Retype every entry in its entirety, without alteration.
— BEGIN DATA PROVIDED —
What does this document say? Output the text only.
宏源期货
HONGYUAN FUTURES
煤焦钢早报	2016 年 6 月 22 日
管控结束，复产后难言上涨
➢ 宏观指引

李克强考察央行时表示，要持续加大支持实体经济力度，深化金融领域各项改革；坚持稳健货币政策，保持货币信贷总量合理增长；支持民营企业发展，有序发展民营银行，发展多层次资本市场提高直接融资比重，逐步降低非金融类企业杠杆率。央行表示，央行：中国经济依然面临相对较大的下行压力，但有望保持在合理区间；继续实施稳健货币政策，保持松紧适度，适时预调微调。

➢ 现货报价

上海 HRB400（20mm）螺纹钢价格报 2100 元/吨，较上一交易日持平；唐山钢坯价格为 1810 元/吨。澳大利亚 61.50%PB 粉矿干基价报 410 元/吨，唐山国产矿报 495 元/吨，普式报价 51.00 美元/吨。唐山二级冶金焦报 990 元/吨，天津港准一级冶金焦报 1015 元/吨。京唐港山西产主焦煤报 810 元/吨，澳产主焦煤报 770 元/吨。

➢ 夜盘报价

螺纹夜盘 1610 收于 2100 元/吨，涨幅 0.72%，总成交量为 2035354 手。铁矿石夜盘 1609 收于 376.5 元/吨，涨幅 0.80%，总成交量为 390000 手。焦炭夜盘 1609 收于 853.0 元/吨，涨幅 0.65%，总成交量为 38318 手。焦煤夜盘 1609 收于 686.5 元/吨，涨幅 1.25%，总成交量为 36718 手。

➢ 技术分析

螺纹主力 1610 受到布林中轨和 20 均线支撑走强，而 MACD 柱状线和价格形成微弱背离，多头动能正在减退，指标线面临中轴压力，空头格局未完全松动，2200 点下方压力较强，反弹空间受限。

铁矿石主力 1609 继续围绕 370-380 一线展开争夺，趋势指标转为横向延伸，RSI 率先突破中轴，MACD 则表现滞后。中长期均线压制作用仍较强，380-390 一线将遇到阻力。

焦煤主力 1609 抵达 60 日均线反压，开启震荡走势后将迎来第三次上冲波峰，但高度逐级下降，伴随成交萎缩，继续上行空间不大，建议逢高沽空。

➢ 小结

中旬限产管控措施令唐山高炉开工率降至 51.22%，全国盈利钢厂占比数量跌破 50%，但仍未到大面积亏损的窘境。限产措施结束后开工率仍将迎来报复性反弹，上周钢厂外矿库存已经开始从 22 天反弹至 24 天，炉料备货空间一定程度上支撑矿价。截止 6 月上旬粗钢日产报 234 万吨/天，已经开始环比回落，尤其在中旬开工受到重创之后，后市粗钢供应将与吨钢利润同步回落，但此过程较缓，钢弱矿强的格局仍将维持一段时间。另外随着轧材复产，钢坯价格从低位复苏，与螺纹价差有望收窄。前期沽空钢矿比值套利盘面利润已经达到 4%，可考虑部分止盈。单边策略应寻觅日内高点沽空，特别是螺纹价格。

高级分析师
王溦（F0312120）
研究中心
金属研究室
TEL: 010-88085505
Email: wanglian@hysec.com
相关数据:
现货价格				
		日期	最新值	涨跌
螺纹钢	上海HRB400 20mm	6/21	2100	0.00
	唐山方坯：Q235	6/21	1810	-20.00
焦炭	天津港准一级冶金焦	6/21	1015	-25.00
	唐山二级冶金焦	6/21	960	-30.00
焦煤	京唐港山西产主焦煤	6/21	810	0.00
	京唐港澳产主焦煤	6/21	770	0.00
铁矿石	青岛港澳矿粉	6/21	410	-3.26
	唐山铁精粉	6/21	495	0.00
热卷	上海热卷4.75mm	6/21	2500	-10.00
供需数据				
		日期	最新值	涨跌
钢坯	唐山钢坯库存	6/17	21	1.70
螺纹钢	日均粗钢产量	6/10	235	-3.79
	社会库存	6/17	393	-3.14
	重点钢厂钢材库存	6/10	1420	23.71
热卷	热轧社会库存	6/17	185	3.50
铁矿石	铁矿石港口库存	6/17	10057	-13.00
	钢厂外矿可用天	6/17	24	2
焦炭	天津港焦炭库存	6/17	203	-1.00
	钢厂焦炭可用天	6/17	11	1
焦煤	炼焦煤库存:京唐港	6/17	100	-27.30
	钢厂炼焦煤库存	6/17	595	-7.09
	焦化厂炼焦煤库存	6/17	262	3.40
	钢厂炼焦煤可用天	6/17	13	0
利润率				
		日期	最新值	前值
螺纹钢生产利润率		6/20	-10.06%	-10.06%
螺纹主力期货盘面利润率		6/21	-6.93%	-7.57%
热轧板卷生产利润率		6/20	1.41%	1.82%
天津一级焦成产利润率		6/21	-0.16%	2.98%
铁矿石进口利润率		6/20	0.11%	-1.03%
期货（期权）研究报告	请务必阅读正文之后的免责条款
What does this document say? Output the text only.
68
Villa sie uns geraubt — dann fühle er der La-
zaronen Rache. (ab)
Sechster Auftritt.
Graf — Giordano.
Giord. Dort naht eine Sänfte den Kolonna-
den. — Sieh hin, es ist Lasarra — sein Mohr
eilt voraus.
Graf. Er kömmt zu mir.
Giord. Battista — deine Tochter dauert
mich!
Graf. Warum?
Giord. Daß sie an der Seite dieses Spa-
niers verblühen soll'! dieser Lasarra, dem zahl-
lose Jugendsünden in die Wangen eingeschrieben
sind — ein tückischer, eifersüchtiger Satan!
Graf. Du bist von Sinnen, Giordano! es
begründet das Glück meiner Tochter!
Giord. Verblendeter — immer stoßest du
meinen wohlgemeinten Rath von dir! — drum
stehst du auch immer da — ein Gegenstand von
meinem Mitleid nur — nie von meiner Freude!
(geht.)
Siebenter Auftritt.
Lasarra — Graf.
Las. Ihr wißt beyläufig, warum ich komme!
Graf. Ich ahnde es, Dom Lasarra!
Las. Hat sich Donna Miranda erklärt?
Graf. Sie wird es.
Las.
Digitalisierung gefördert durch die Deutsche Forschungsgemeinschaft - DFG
— END DATA PROVIDED —
RESULT FOR THIS EXERCISE ::
What does this document say? Output the text only.
宏源期货
HONGYUAN FUTURES
煤焦钢早报	2016 年 6 月 22 日
管控结束，复产后难言上涨
➢ 宏观指引

李克强考察央行时表示，要持续加大支持实体经济力度，深化金融领域各项改革；坚持稳健货币政策，保持货币信贷总量合理增长；支持民营企业发展，有序发展民营银行，发展多层次资本市场提高直接融资比重，逐步降低非金融类企业杠杆率。央行表示，央行：中国经济依然面临相对较大的下行压力，但有望保持在合理区间；继续实施稳健货币政策，保持松紧适度，适时预调微调。

➢ 现货报价

上海 HRB400（20mm）螺纹钢价格报 2100 元/吨，较上一交易日持平；唐山钢坯价格为 1810 元/吨。澳大利亚 61.50%PB 粉矿干基价报 410 元/吨，唐山国产矿报 495 元/吨，普式报价 51.00 美元/吨。唐山二级冶金焦报 990 元/吨，天津港准一级冶金焦报 1015 元/吨。京唐港山西产主焦煤报 810 元/吨，澳产主焦煤报 770 元/吨。

➢ 夜盘报价

螺纹夜盘 1610 收于 2100 元/吨，涨幅 0.72%，总成交量为 2035354 手。铁矿石夜盘 1609 收于 376.5 元/吨，涨幅 0.80%，总成交量为 390000 手。焦炭夜盘 1609 收于 853.0 元/吨，涨幅 0.65%，总成交量为 38318 手。焦煤夜盘 1609 收于 686.5 元/吨，涨幅 1.25%，总成交量为 36718 手。

➢ 技术分析

螺纹主力 1610 受到布林中轨和 20 均线支撑走强，而 MACD 柱状线和价格形成微弱背离，多头动能正在减退，指标线面临中轴压力，空头格局未完全松动，2200 点下方压力较强，反弹空间受限。

铁矿石主力 1609 继续围绕 370-380 一线展开争夺，趋势指标转为横向延伸，RSI 率先突破中轴，MACD 则表现滞后。中长期均线压制作用仍较强，380-390 一线将遇到阻力。

焦煤主力 1609 抵达 60 日均线反压，开启震荡走势后将迎来第三次上冲波峰，但高度逐级下降，伴随成交萎缩，继续上行空间不大，建议逢高沽空。

➢ 小结

中旬限产管控措施令唐山高炉开工率降至 51.22%，全国盈利钢厂占比数量跌破 50%，但仍未到大面积亏损的窘境。限产措施结束后开工率仍将迎来报复性反弹，上周钢厂外矿库存已经开始从 22 天反弹至 24 天，炉料备货空间一定程度上支撑矿价。截止 6 月上旬粗钢日产报 234 万吨/天，已经开始环比回落，尤其在中旬开工受到重创之后，后市粗钢供应将与吨钢利润同步回落，但此过程较缓，钢弱矿强的格局仍将维持一段时间。另外随着轧材复产，钢坯价格从低位复苏，与螺纹价差有望收窄。前期沽空钢矿比值套利盘面利润已经达到 4%，可考虑部分止盈。单边策略应寻觅日内高点沽空，特别是螺纹价格。

高级分析师
王溦（F0312120）
研究中心
金属研究室
TEL: 010-88085505
Email: wanglian@hysec.com
相关数据:
现货价格				
		日期	最新值	涨跌
螺纹钢	上海HRB400 20mm	6/21	2100	0.00
	唐山方坯：Q235	6/21	1810	-20.00
焦炭	天津港准一级冶金焦	6/21	1015	-25.00
	唐山二级冶金焦	6/21	960	-30.00
焦煤	京唐港山西产主焦煤	6/21	810	0.00
	京唐港澳产主焦煤	6/21	770	0.00
铁矿石	青岛港澳矿粉	6/21	410	-3.26
	唐山铁精粉	6/21	495	0.00
热卷	上海热卷4.75mm	6/21	2500	-10.00
供需数据				
		日期	最新值	涨跌
钢坯	唐山钢坯库存	6/17	21	1.70
螺纹钢	日均粗钢产量	6/10	235	-3.79
	社会库存	6/17	393	-3.14
	重点钢厂钢材库存	6/10	1420	23.71
热卷	热轧社会库存	6/17	185	3.50
铁矿石	铁矿石港口库存	6/17	10057	-13.00
	钢厂外矿可用天	6/17	24	2
焦炭	天津港焦炭库存	6/17	203	-1.00
	钢厂焦炭可用天	6/17	11	1
焦煤	炼焦煤库存:京唐港	6/17	100	-27.30
	钢厂炼焦煤库存	6/17	595	-7.09
	焦化厂炼焦煤库存	6/17	262	3.40
	钢厂炼焦煤可用天	6/17	13	0
利润率				
		日期	最新值	前值
螺纹钢生产利润率		6/20	-10.06%	-10.06%
螺纹主力期货盘面利润率		6/21	-6.93%	-7.57%
热轧板卷生产利润率		6/20	1.41%	1.82%
天津一级焦成产利润率		6/21	-0.16%	2.98%
铁矿石进口利润率		6/20	0.11%	-1.03%
期货（期权）研究报告	请务必阅读正文之后的免责条款
What does this document say? Output the text only.
68
Villa sie uns geraubt — dann fühle er der La-
zaronen Rache. (ab)
Sechster Auftritt.
Graf — Giordano.
Giord. Dort naht eine Sänfte den Kolonna-
den. — Sieh hin, es ist Lasarra — sein Mohr
eilt voraus.
Graf. Er kömmt zu mir.
Giord. Battista — deine Tochter dauert
mich!
Graf. Warum?
Giord. Daß sie an der Seite dieses Spa-
niers verblühen soll'! dieser Lasarra, dem zahl-
lose Jugendsünden in die Wangen eingeschrieben
sind — ein tückischer, eifersüchtiger Satan!
Graf. Du bist von Sinnen, Giordano! es
begründet das Glück meiner Tochter!
Giord. Verblendeter — immer stoßest du
meinen wohlgemeinten Rath von dir! — drum
stehst du auch immer da — ein Gegenstand von
meinem Mitleid nur — nie von meiner Freude!
(geht.)
Siebenter Auftritt.
Lasarra — Graf.
Las. Ihr wißt beyläufig, warum ich komme!
Graf. Ich ahnde es, Dom Lasarra!
Las. Hat sich Donna Miranda erklärt?
Graf. Sie wird es.
Las.
Digitalisierung gefördert durch die Deutsche Forschungsgemeinschaft - DFG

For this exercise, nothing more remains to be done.